» WHAT TO WORK ON
Take every line that has the string "label" and copy it out.

◇ ◇ ◇ ◇ ◇

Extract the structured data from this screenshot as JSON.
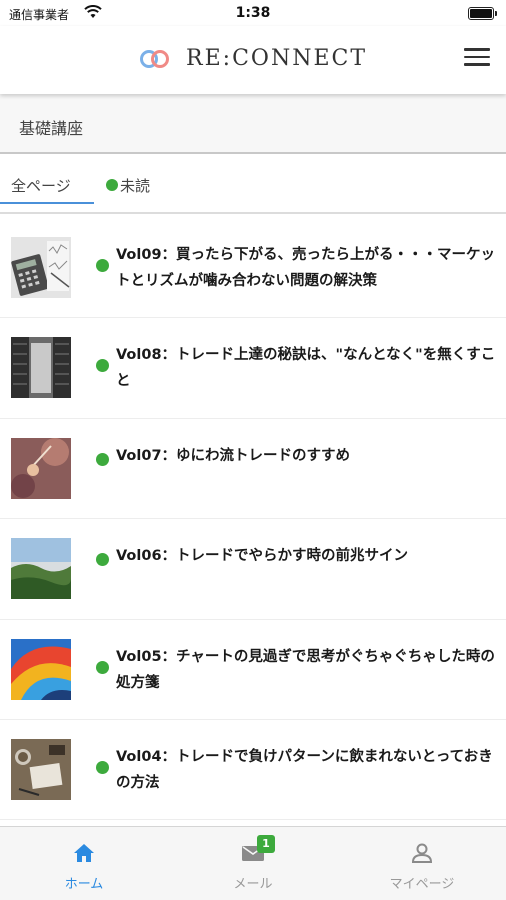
{
  "status_bar": {
    "carrier": "通信事業者",
    "time": "1:38"
  },
  "header": {
    "logo_text": "RE:CONNECT",
    "menu_icon": "hamburger-menu-icon"
  },
  "category": {
    "label": "基礎講座"
  },
  "tabs": [
    {
      "label": "全ページ",
      "selected": true
    },
    {
      "label": "未読",
      "selected": false
    }
  ],
  "articles": [
    {
      "title": "Vol09：買ったら下がる、売ったら上がる・・・マーケットとリズムが噛み合わない問題の解決策",
      "unread": true
    },
    {
      "title": "Vol08：トレード上達の秘訣は、\"なんとなく\"を無くすこと",
      "unread": true
    },
    {
      "title": "Vol07：ゆにわ流トレードのすすめ",
      "unread": true
    },
    {
      "title": "Vol06：トレードでやらかす時の前兆サイン",
      "unread": true
    },
    {
      "title": "Vol05：チャートの見過ぎで思考がぐちゃぐちゃした時の処方箋",
      "unread": true
    },
    {
      "title": "Vol04：トレードで負けパターンに飲まれないとっておきの方法",
      "unread": true
    }
  ],
  "bottom_nav": {
    "home": {
      "label": "ホーム",
      "icon": "home-icon"
    },
    "mail": {
      "label": "メール",
      "icon": "mail-icon",
      "badge": "1"
    },
    "mypage": {
      "label": "マイページ",
      "icon": "person-icon"
    }
  },
  "colors": {
    "accent": "#2b8ae0",
    "unread_dot": "#3daa3d",
    "tab_underline": "#4a90d9"
  }
}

◇ ◇ ◇ ◇ ◇

» IN RESPONSE
    "label": "基礎講座"
      "label": "全ページ",
      "label": "未読",
      "label": "ホーム",
      "label": "メール",
      "label": "マイページ",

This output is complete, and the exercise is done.